**** MATERIALS PROVIDED ****

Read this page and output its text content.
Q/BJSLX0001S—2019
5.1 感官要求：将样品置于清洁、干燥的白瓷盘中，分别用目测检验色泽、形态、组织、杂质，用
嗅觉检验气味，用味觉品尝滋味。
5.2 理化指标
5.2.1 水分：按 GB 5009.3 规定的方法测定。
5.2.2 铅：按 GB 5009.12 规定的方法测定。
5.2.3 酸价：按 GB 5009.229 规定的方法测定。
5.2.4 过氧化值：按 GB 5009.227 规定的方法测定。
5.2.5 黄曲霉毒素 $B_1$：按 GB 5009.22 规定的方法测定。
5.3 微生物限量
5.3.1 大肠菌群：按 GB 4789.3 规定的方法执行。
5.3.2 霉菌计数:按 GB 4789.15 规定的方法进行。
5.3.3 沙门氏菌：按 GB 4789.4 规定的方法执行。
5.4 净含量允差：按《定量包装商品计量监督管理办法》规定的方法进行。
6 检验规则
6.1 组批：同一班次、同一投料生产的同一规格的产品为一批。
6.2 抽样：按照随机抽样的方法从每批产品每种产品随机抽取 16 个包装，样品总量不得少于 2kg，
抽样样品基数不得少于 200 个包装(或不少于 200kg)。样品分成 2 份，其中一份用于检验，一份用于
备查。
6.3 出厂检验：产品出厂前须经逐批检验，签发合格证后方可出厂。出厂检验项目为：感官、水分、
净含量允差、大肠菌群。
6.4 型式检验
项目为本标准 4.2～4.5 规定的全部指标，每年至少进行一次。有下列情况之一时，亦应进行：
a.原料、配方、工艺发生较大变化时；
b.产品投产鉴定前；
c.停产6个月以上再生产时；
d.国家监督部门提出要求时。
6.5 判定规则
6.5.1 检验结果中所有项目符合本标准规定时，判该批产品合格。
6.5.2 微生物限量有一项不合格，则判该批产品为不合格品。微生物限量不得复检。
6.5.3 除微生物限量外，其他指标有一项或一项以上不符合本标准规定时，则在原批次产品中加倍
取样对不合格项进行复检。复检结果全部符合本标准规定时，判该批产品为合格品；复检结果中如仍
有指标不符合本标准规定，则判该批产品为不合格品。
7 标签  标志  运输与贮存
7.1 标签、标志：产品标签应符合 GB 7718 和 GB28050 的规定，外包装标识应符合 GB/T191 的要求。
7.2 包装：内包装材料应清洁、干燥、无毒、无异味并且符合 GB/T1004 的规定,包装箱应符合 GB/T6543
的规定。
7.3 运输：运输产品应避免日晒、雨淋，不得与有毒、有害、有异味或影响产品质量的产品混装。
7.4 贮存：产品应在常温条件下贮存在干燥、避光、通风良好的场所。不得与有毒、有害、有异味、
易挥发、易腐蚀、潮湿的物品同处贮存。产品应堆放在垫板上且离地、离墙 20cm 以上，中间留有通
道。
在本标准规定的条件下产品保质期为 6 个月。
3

****

• _WHAT THE TASK ASKS_
Return all of the entries exactly as they were supplied.

• _OUTPUT OF THE TASK_
Read this page and output its text content.
Q/BJSLX0001S—2019
5.1 感官要求：将样品置于清洁、干燥的白瓷盘中，分别用目测检验色泽、形态、组织、杂质，用
嗅觉检验气味，用味觉品尝滋味。
5.2 理化指标
5.2.1 水分：按 GB 5009.3 规定的方法测定。
5.2.2 铅：按 GB 5009.12 规定的方法测定。
5.2.3 酸价：按 GB 5009.229 规定的方法测定。
5.2.4 过氧化值：按 GB 5009.227 规定的方法测定。
5.2.5 黄曲霉毒素 $B_1$：按 GB 5009.22 规定的方法测定。
5.3 微生物限量
5.3.1 大肠菌群：按 GB 4789.3 规定的方法执行。
5.3.2 霉菌计数:按 GB 4789.15 规定的方法进行。
5.3.3 沙门氏菌：按 GB 4789.4 规定的方法执行。
5.4 净含量允差：按《定量包装商品计量监督管理办法》规定的方法进行。
6 检验规则
6.1 组批：同一班次、同一投料生产的同一规格的产品为一批。
6.2 抽样：按照随机抽样的方法从每批产品每种产品随机抽取 16 个包装，样品总量不得少于 2kg，
抽样样品基数不得少于 200 个包装(或不少于 200kg)。样品分成 2 份，其中一份用于检验，一份用于
备查。
6.3 出厂检验：产品出厂前须经逐批检验，签发合格证后方可出厂。出厂检验项目为：感官、水分、
净含量允差、大肠菌群。
6.4 型式检验
项目为本标准 4.2～4.5 规定的全部指标，每年至少进行一次。有下列情况之一时，亦应进行：
a.原料、配方、工艺发生较大变化时；
b.产品投产鉴定前；
c.停产6个月以上再生产时；
d.国家监督部门提出要求时。
6.5 判定规则
6.5.1 检验结果中所有项目符合本标准规定时，判该批产品合格。
6.5.2 微生物限量有一项不合格，则判该批产品为不合格品。微生物限量不得复检。
6.5.3 除微生物限量外，其他指标有一项或一项以上不符合本标准规定时，则在原批次产品中加倍
取样对不合格项进行复检。复检结果全部符合本标准规定时，判该批产品为合格品；复检结果中如仍
有指标不符合本标准规定，则判该批产品为不合格品。
7 标签  标志  运输与贮存
7.1 标签、标志：产品标签应符合 GB 7718 和 GB28050 的规定，外包装标识应符合 GB/T191 的要求。
7.2 包装：内包装材料应清洁、干燥、无毒、无异味并且符合 GB/T1004 的规定,包装箱应符合 GB/T6543
的规定。
7.3 运输：运输产品应避免日晒、雨淋，不得与有毒、有害、有异味或影响产品质量的产品混装。
7.4 贮存：产品应在常温条件下贮存在干燥、避光、通风良好的场所。不得与有毒、有害、有异味、
易挥发、易腐蚀、潮湿的物品同处贮存。产品应堆放在垫板上且离地、离墙 20cm 以上，中间留有通
道。
在本标准规定的条件下产品保质期为 6 个月。
3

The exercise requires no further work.